### OBJECTIVE
Transcribe the material verbatim in full; the pictures do not belong in the copy.

Dataset items:
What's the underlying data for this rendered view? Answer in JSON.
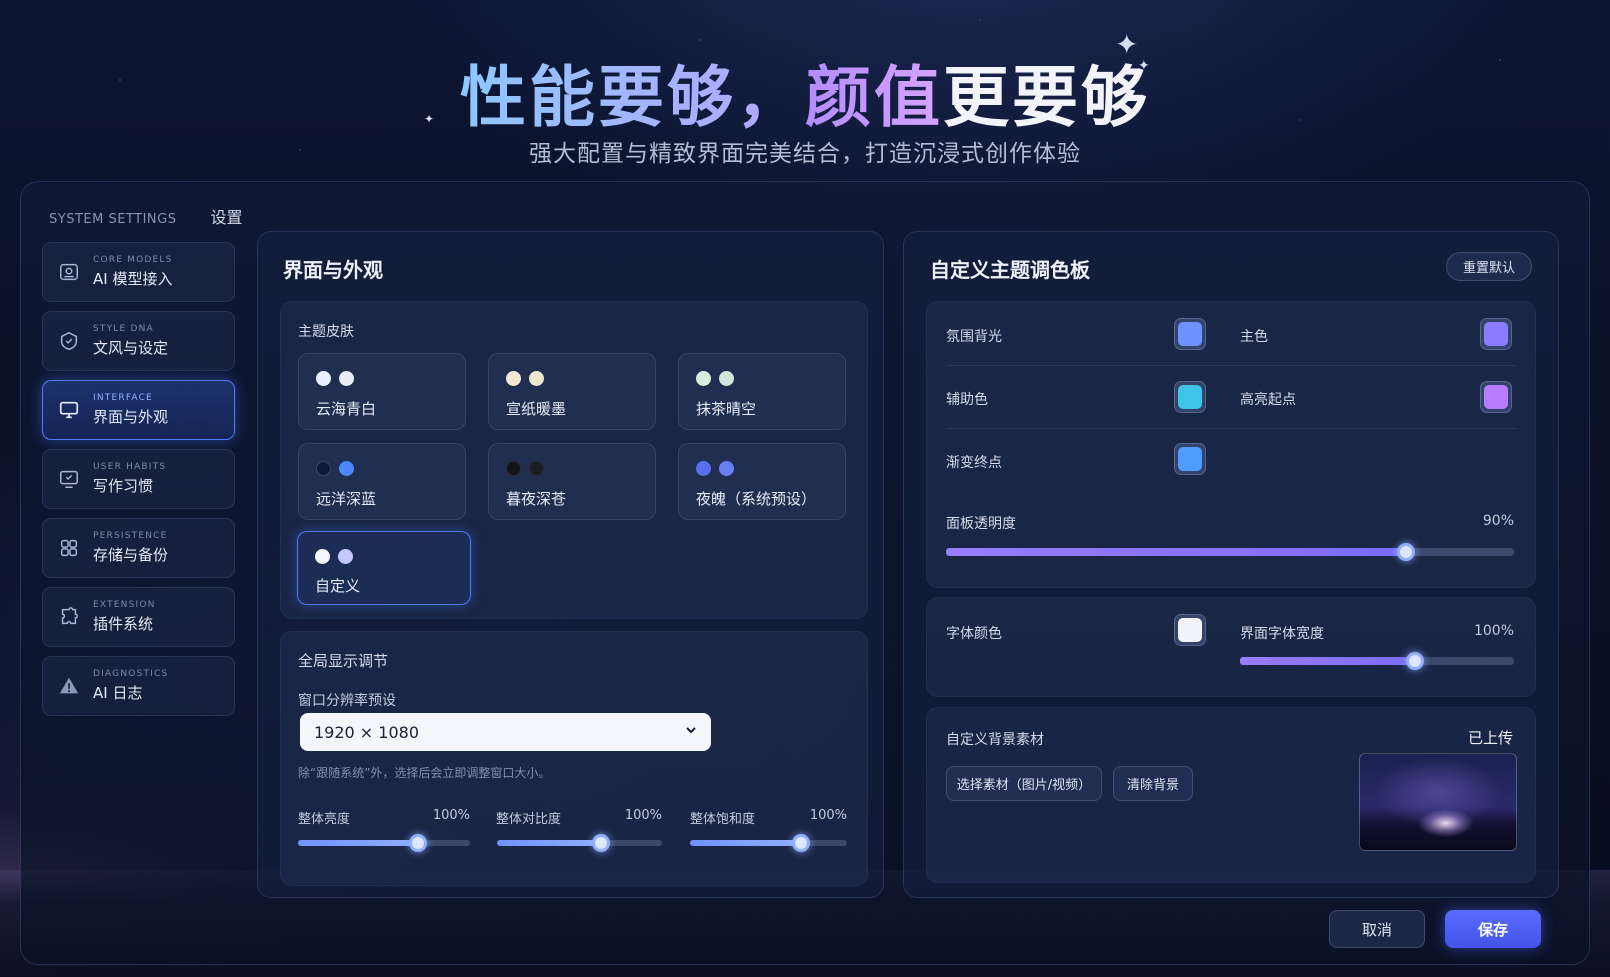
{
  "hero": {
    "title_part1": "性能要够，",
    "title_part2": "颜值",
    "title_part3": "更要够",
    "subtitle": "强大配置与精致界面完美结合，打造沉浸式创作体验"
  },
  "window": {
    "header_en": "SYSTEM SETTINGS",
    "header_zh": "设置"
  },
  "sidebar": {
    "items": [
      {
        "en": "CORE MODELS",
        "zh": "AI 模型接入",
        "icon": "model-icon"
      },
      {
        "en": "STYLE DNA",
        "zh": "文风与设定",
        "icon": "style-icon"
      },
      {
        "en": "INTERFACE",
        "zh": "界面与外观",
        "icon": "monitor-icon",
        "active": true
      },
      {
        "en": "USER HABITS",
        "zh": "写作习惯",
        "icon": "habits-icon"
      },
      {
        "en": "PERSISTENCE",
        "zh": "存储与备份",
        "icon": "storage-icon"
      },
      {
        "en": "EXTENSION",
        "zh": "插件系统",
        "icon": "puzzle-icon"
      },
      {
        "en": "DIAGNOSTICS",
        "zh": "AI 日志",
        "icon": "warning-icon"
      }
    ]
  },
  "appearance": {
    "title": "界面与外观",
    "theme_section": "主题皮肤",
    "themes": [
      {
        "name": "云海青白",
        "dots": [
          "#e8f0ff",
          "#e8eef8"
        ]
      },
      {
        "name": "宣纸暖墨",
        "dots": [
          "#f2e8d5",
          "#efe6cf"
        ]
      },
      {
        "name": "抹茶晴空",
        "dots": [
          "#d6eee0",
          "#cfe6da"
        ]
      },
      {
        "name": "远洋深蓝",
        "dots": [
          "#0e1a3a",
          "#4f86ff"
        ]
      },
      {
        "name": "暮夜深苍",
        "dots": [
          "#111418",
          "#1a1d22"
        ]
      },
      {
        "name": "夜魄（系统预设）",
        "dots": [
          "#5a6ff0",
          "#6a7ff5"
        ]
      },
      {
        "name": "自定义",
        "dots": [
          "#f4f6ff",
          "#c4c8ff"
        ],
        "active": true
      }
    ],
    "display_section": "全局显示调节",
    "resolution_label": "窗口分辨率预设",
    "resolution_value": "1920 × 1080",
    "resolution_hint": "除“跟随系统”外，选择后会立即调整窗口大小。",
    "sliders": [
      {
        "label": "整体亮度",
        "value_text": "100%",
        "fraction": 0.7
      },
      {
        "label": "整体对比度",
        "value_text": "100%",
        "fraction": 0.63
      },
      {
        "label": "整体饱和度",
        "value_text": "100%",
        "fraction": 0.71
      }
    ]
  },
  "palette": {
    "title": "自定义主题调色板",
    "reset_label": "重置默认",
    "colors": {
      "ambient": {
        "label": "氛围背光",
        "color": "#6f92ff"
      },
      "primary": {
        "label": "主色",
        "color": "#8a7cff"
      },
      "secondary": {
        "label": "辅助色",
        "color": "#3dc4e6"
      },
      "highlight_start": {
        "label": "高亮起点",
        "color": "#b77cff"
      },
      "gradient_end": {
        "label": "渐变终点",
        "color": "#4f9cff"
      }
    },
    "opacity": {
      "label": "面板透明度",
      "value_text": "90%",
      "fraction": 0.81
    },
    "font_color": {
      "label": "字体颜色",
      "color": "#f2f4fa"
    },
    "font_width": {
      "label": "界面字体宽度",
      "value_text": "100%",
      "fraction": 0.64
    },
    "background": {
      "label": "自定义背景素材",
      "status": "已上传",
      "choose_label": "选择素材（图片/视频）",
      "clear_label": "清除背景"
    }
  },
  "footer": {
    "cancel_label": "取消",
    "save_label": "保存"
  },
  "accent": "#4f7cff"
}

### WRITTEN RESPONSE
What's the underlying data for this rendered view? Answer in JSON.
{
  "hero": {
    "title_part1": "性能要够，",
    "title_part2": "颜值",
    "title_part3": "更要够",
    "subtitle": "强大配置与精致界面完美结合，打造沉浸式创作体验"
  },
  "window": {
    "header_en": "SYSTEM SETTINGS",
    "header_zh": "设置"
  },
  "sidebar": {
    "items": [
      {
        "en": "CORE MODELS",
        "zh": "AI 模型接入",
        "icon": "model-icon"
      },
      {
        "en": "STYLE DNA",
        "zh": "文风与设定",
        "icon": "style-icon"
      },
      {
        "en": "INTERFACE",
        "zh": "界面与外观",
        "icon": "monitor-icon",
        "active": true
      },
      {
        "en": "USER HABITS",
        "zh": "写作习惯",
        "icon": "habits-icon"
      },
      {
        "en": "PERSISTENCE",
        "zh": "存储与备份",
        "icon": "storage-icon"
      },
      {
        "en": "EXTENSION",
        "zh": "插件系统",
        "icon": "puzzle-icon"
      },
      {
        "en": "DIAGNOSTICS",
        "zh": "AI 日志",
        "icon": "warning-icon"
      }
    ]
  },
  "appearance": {
    "title": "界面与外观",
    "theme_section": "主题皮肤",
    "themes": [
      {
        "name": "云海青白",
        "dots": [
          "#e8f0ff",
          "#e8eef8"
        ]
      },
      {
        "name": "宣纸暖墨",
        "dots": [
          "#f2e8d5",
          "#efe6cf"
        ]
      },
      {
        "name": "抹茶晴空",
        "dots": [
          "#d6eee0",
          "#cfe6da"
        ]
      },
      {
        "name": "远洋深蓝",
        "dots": [
          "#0e1a3a",
          "#4f86ff"
        ]
      },
      {
        "name": "暮夜深苍",
        "dots": [
          "#111418",
          "#1a1d22"
        ]
      },
      {
        "name": "夜魄（系统预设）",
        "dots": [
          "#5a6ff0",
          "#6a7ff5"
        ]
      },
      {
        "name": "自定义",
        "dots": [
          "#f4f6ff",
          "#c4c8ff"
        ],
        "active": true
      }
    ],
    "display_section": "全局显示调节",
    "resolution_label": "窗口分辨率预设",
    "resolution_value": "1920 × 1080",
    "resolution_hint": "除“跟随系统”外，选择后会立即调整窗口大小。",
    "sliders": [
      {
        "label": "整体亮度",
        "value_text": "100%",
        "fraction": 0.7
      },
      {
        "label": "整体对比度",
        "value_text": "100%",
        "fraction": 0.63
      },
      {
        "label": "整体饱和度",
        "value_text": "100%",
        "fraction": 0.71
      }
    ]
  },
  "palette": {
    "title": "自定义主题调色板",
    "reset_label": "重置默认",
    "colors": {
      "ambient": {
        "label": "氛围背光",
        "color": "#6f92ff"
      },
      "primary": {
        "label": "主色",
        "color": "#8a7cff"
      },
      "secondary": {
        "label": "辅助色",
        "color": "#3dc4e6"
      },
      "highlight_start": {
        "label": "高亮起点",
        "color": "#b77cff"
      },
      "gradient_end": {
        "label": "渐变终点",
        "color": "#4f9cff"
      }
    },
    "opacity": {
      "label": "面板透明度",
      "value_text": "90%",
      "fraction": 0.81
    },
    "font_color": {
      "label": "字体颜色",
      "color": "#f2f4fa"
    },
    "font_width": {
      "label": "界面字体宽度",
      "value_text": "100%",
      "fraction": 0.64
    },
    "background": {
      "label": "自定义背景素材",
      "status": "已上传",
      "choose_label": "选择素材（图片/视频）",
      "clear_label": "清除背景"
    }
  },
  "footer": {
    "cancel_label": "取消",
    "save_label": "保存"
  },
  "accent": "#4f7cff"
}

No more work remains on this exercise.